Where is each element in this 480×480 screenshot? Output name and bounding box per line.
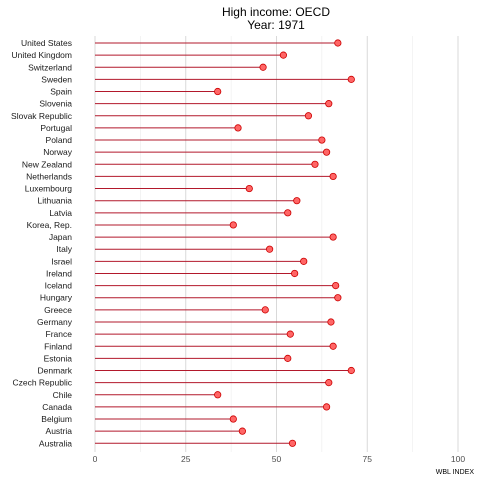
category-label: United Kingdom — [12, 50, 72, 60]
category-label: Finland — [44, 341, 72, 351]
data-point — [229, 221, 237, 229]
data-point — [284, 209, 292, 217]
data-point — [304, 112, 313, 120]
gridlines — [94, 36, 459, 452]
category-label: Japan — [49, 232, 72, 242]
data-point — [234, 124, 242, 132]
data-point — [334, 294, 342, 302]
category-label: Sweden — [41, 74, 72, 84]
data-point — [322, 148, 331, 156]
data-point — [329, 233, 337, 241]
x-axis-label: WBL INDEX — [436, 469, 475, 476]
data-point — [286, 330, 294, 338]
data-point — [311, 160, 319, 168]
category-label: Iceland — [45, 281, 73, 291]
x-tick-labels: 0 25 50 75 100 — [93, 454, 466, 464]
data-point — [284, 354, 292, 362]
category-label: Luxembourg — [25, 184, 73, 194]
category-label: Italy — [56, 244, 72, 254]
data-point — [259, 63, 267, 71]
data-point — [300, 257, 308, 265]
data-point — [322, 403, 331, 411]
category-label: Netherlands — [26, 171, 72, 181]
data-point — [229, 415, 237, 423]
category-labels: United States United Kingdom Switzerland Sw… — [11, 38, 73, 448]
data-point — [214, 391, 222, 399]
data-point — [332, 281, 340, 290]
data-point — [291, 269, 299, 278]
data-point — [279, 51, 287, 59]
x-tick-label: 0 — [93, 454, 98, 464]
category-label: France — [46, 329, 73, 339]
category-label: New Zealand — [22, 159, 72, 169]
x-tick-label: 75 — [363, 454, 373, 464]
category-label: Latvia — [49, 208, 72, 218]
category-label: Hungary — [40, 293, 73, 303]
data-point — [318, 136, 326, 144]
category-label: Estonia — [44, 353, 73, 363]
data-point — [325, 379, 333, 387]
data-point — [329, 342, 337, 350]
data-point — [266, 245, 274, 253]
category-label: Canada — [42, 402, 72, 412]
category-label: Norway — [43, 147, 73, 157]
data-point — [238, 427, 246, 435]
category-label: Belgium — [41, 414, 72, 424]
category-label: Portugal — [40, 123, 72, 133]
category-label: Poland — [46, 135, 73, 145]
category-label: Austria — [46, 426, 73, 436]
data-point — [245, 184, 253, 193]
x-tick-label: 25 — [181, 454, 191, 464]
category-label: Australia — [39, 438, 72, 448]
category-label: Greece — [44, 305, 72, 315]
lollipop-points — [214, 39, 355, 447]
category-label: United States — [21, 38, 72, 48]
lollipop-stems — [95, 42, 352, 444]
data-point — [347, 366, 355, 375]
category-label: Ireland — [46, 268, 72, 278]
x-tick-label: 100 — [451, 454, 465, 464]
category-label: Israel — [51, 256, 72, 266]
data-point — [214, 87, 222, 96]
category-label: Chile — [53, 390, 73, 400]
category-label: Spain — [50, 87, 72, 97]
data-point — [293, 197, 301, 205]
category-label: Slovak Republic — [11, 111, 73, 121]
chart-title: High income: OECD — [222, 5, 330, 19]
x-tick-label: 50 — [272, 454, 282, 464]
category-label: Slovenia — [39, 99, 72, 109]
category-label: Denmark — [38, 366, 73, 376]
category-label: Germany — [37, 317, 73, 327]
category-label: Switzerland — [28, 62, 72, 72]
category-label: Korea, Rep. — [27, 220, 72, 230]
data-point — [327, 318, 335, 326]
category-label: Lithuania — [37, 196, 72, 206]
category-label: Czech Republic — [12, 378, 72, 388]
data-point — [334, 39, 342, 47]
chart-subtitle: Year: 1971 — [247, 18, 305, 32]
data-point — [288, 439, 297, 447]
data-point — [329, 172, 337, 181]
data-point — [325, 100, 333, 108]
data-point — [261, 306, 269, 314]
data-point — [347, 75, 355, 83]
○ ○ ○ ○ ○ ○ ○
**REQUIREMENT**
Reproduce only the rows from the line with "category-label: United Kingdom" up to and including the line with "x-tick-labels: 0 25", changing "category-label" to "country-label" wherever it occurs and leaving everything else unchanged.

**PROBLEM SOLUTION**
country-label: United Kingdom — [12, 50, 72, 60]
country-label: Finland — [44, 341, 72, 351]
data-point — [229, 221, 237, 229]
data-point — [284, 209, 292, 217]
data-point — [304, 112, 313, 120]
gridlines — [94, 36, 459, 452]
country-label: Japan — [49, 232, 72, 242]
data-point — [234, 124, 242, 132]
data-point — [334, 294, 342, 302]
country-label: Sweden — [41, 74, 72, 84]
data-point — [322, 148, 331, 156]
data-point — [329, 233, 337, 241]
x-axis-label: WBL INDEX — [436, 469, 475, 476]
data-point — [286, 330, 294, 338]
data-point — [311, 160, 319, 168]
country-label: Iceland — [45, 281, 73, 291]
x-tick-labels: 0 25 50 75 100 — [93, 454, 466, 464]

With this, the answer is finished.